#### [WHAT IS REQUIRED]
Write out the material exactly. Do not include the pictures.

○ ○ ○ ○ ○ ○ ○

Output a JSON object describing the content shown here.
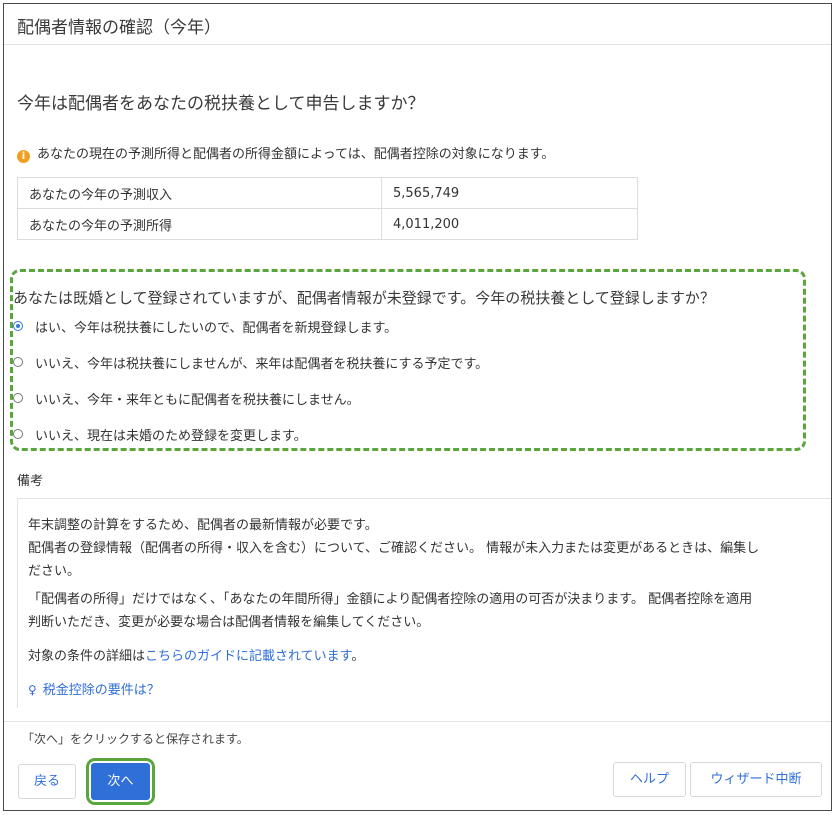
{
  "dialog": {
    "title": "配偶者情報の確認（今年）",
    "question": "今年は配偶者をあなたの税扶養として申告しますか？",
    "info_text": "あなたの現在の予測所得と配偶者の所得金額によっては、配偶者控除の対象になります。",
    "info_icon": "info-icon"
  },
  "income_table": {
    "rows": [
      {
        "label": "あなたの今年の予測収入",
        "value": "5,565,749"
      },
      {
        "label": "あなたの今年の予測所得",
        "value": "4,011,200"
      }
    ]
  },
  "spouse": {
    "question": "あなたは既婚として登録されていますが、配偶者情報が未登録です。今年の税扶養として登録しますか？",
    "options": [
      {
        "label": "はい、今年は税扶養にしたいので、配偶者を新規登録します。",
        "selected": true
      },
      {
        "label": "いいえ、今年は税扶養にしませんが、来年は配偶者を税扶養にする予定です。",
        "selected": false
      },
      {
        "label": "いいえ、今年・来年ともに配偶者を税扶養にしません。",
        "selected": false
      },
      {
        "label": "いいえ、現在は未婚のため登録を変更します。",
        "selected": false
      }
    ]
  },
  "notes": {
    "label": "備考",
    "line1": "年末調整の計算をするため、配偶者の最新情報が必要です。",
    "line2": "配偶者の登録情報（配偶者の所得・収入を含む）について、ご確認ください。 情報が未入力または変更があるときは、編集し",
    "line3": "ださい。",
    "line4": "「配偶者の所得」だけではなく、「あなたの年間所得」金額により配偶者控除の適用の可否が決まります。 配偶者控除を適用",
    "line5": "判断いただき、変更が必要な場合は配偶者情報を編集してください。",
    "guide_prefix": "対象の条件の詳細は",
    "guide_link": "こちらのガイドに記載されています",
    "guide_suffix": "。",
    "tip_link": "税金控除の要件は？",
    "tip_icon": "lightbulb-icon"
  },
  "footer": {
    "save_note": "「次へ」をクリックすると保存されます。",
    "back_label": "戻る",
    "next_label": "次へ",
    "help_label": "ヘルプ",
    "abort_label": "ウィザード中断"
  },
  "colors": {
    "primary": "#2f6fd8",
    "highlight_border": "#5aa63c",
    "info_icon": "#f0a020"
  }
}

○ ○ ○ ○ ○ ○ ○

#### [RESULT OF THIS EXERCISE]
Output a JSON object describing the content shown here.
{
  "dialog": {
    "title": "配偶者情報の確認（今年）",
    "question": "今年は配偶者をあなたの税扶養として申告しますか？",
    "info_text": "あなたの現在の予測所得と配偶者の所得金額によっては、配偶者控除の対象になります。",
    "info_icon": "info-icon"
  },
  "income_table": {
    "rows": [
      {
        "label": "あなたの今年の予測収入",
        "value": "5,565,749"
      },
      {
        "label": "あなたの今年の予測所得",
        "value": "4,011,200"
      }
    ]
  },
  "spouse": {
    "question": "あなたは既婚として登録されていますが、配偶者情報が未登録です。今年の税扶養として登録しますか？",
    "options": [
      {
        "label": "はい、今年は税扶養にしたいので、配偶者を新規登録します。",
        "selected": true
      },
      {
        "label": "いいえ、今年は税扶養にしませんが、来年は配偶者を税扶養にする予定です。",
        "selected": false
      },
      {
        "label": "いいえ、今年・来年ともに配偶者を税扶養にしません。",
        "selected": false
      },
      {
        "label": "いいえ、現在は未婚のため登録を変更します。",
        "selected": false
      }
    ]
  },
  "notes": {
    "label": "備考",
    "line1": "年末調整の計算をするため、配偶者の最新情報が必要です。",
    "line2": "配偶者の登録情報（配偶者の所得・収入を含む）について、ご確認ください。 情報が未入力または変更があるときは、編集し",
    "line3": "ださい。",
    "line4": "「配偶者の所得」だけではなく、「あなたの年間所得」金額により配偶者控除の適用の可否が決まります。 配偶者控除を適用",
    "line5": "判断いただき、変更が必要な場合は配偶者情報を編集してください。",
    "guide_prefix": "対象の条件の詳細は",
    "guide_link": "こちらのガイドに記載されています",
    "guide_suffix": "。",
    "tip_link": "税金控除の要件は？",
    "tip_icon": "lightbulb-icon"
  },
  "footer": {
    "save_note": "「次へ」をクリックすると保存されます。",
    "back_label": "戻る",
    "next_label": "次へ",
    "help_label": "ヘルプ",
    "abort_label": "ウィザード中断"
  },
  "colors": {
    "primary": "#2f6fd8",
    "highlight_border": "#5aa63c",
    "info_icon": "#f0a020"
  }
}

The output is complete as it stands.